=== Work to do ===
Find each line holding "name" and copy it out.

Figure data in JSON
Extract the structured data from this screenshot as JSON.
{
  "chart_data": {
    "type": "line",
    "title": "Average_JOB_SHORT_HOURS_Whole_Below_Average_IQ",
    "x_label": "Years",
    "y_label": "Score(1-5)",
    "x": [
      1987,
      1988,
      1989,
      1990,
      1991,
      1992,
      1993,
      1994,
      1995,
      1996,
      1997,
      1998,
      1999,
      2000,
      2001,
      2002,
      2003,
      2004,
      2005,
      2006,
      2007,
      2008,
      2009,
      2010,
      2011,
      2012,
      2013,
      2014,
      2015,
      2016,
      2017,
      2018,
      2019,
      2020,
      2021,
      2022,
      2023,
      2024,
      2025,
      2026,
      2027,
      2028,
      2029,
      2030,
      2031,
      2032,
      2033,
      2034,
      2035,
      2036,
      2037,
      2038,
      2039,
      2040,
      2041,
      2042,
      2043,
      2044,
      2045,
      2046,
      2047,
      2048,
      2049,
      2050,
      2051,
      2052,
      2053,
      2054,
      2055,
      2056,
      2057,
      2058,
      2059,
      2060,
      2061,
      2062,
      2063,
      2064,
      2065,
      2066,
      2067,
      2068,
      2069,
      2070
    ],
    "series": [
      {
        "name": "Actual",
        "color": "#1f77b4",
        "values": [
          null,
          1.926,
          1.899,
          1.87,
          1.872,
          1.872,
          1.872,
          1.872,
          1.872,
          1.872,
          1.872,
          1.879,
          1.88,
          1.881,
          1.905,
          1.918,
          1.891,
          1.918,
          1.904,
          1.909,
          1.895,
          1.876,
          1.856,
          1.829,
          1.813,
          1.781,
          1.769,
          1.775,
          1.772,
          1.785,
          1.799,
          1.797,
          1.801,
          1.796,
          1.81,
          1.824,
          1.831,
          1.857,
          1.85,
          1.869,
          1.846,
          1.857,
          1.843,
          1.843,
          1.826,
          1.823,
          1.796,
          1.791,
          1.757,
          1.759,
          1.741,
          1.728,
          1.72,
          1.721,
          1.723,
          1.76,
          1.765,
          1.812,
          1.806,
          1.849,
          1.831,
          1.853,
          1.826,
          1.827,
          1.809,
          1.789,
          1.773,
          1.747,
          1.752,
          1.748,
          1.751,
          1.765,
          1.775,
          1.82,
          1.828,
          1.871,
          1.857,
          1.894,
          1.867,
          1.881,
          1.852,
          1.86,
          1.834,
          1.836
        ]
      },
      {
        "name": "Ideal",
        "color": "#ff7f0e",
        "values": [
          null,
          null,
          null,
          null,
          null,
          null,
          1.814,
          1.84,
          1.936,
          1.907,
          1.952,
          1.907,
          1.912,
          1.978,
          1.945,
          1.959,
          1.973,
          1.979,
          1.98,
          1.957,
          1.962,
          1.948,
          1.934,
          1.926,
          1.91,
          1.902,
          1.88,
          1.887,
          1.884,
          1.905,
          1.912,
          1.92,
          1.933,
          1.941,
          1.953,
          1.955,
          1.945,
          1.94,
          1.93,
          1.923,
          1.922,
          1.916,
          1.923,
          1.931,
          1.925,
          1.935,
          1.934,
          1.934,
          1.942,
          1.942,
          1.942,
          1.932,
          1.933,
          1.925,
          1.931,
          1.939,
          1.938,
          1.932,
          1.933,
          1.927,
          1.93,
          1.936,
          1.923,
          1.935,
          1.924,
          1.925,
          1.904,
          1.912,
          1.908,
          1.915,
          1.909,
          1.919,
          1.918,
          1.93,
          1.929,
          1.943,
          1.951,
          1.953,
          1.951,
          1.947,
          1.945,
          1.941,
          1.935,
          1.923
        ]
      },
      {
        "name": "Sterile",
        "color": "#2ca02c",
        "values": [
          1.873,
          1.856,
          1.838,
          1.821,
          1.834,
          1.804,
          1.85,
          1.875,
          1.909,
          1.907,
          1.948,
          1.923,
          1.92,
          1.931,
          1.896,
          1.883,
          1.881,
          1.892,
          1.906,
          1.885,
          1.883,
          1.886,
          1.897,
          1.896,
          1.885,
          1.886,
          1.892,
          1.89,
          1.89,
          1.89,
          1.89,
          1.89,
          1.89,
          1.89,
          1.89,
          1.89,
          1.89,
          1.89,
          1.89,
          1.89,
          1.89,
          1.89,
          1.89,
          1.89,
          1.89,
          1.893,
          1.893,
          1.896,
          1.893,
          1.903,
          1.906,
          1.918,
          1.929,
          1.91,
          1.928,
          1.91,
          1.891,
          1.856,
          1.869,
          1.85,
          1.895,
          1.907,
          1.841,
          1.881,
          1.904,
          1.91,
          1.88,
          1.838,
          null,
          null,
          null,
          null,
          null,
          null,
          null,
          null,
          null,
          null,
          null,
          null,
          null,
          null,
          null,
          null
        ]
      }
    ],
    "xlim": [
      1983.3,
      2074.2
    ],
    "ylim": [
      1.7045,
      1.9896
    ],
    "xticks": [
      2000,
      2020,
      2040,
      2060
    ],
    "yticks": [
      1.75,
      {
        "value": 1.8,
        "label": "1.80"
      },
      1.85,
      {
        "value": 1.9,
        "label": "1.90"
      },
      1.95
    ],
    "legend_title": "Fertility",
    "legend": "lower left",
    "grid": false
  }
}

=== Answer ===
        "name": "Actual",
        "name": "Ideal",
        "name": "Sterile",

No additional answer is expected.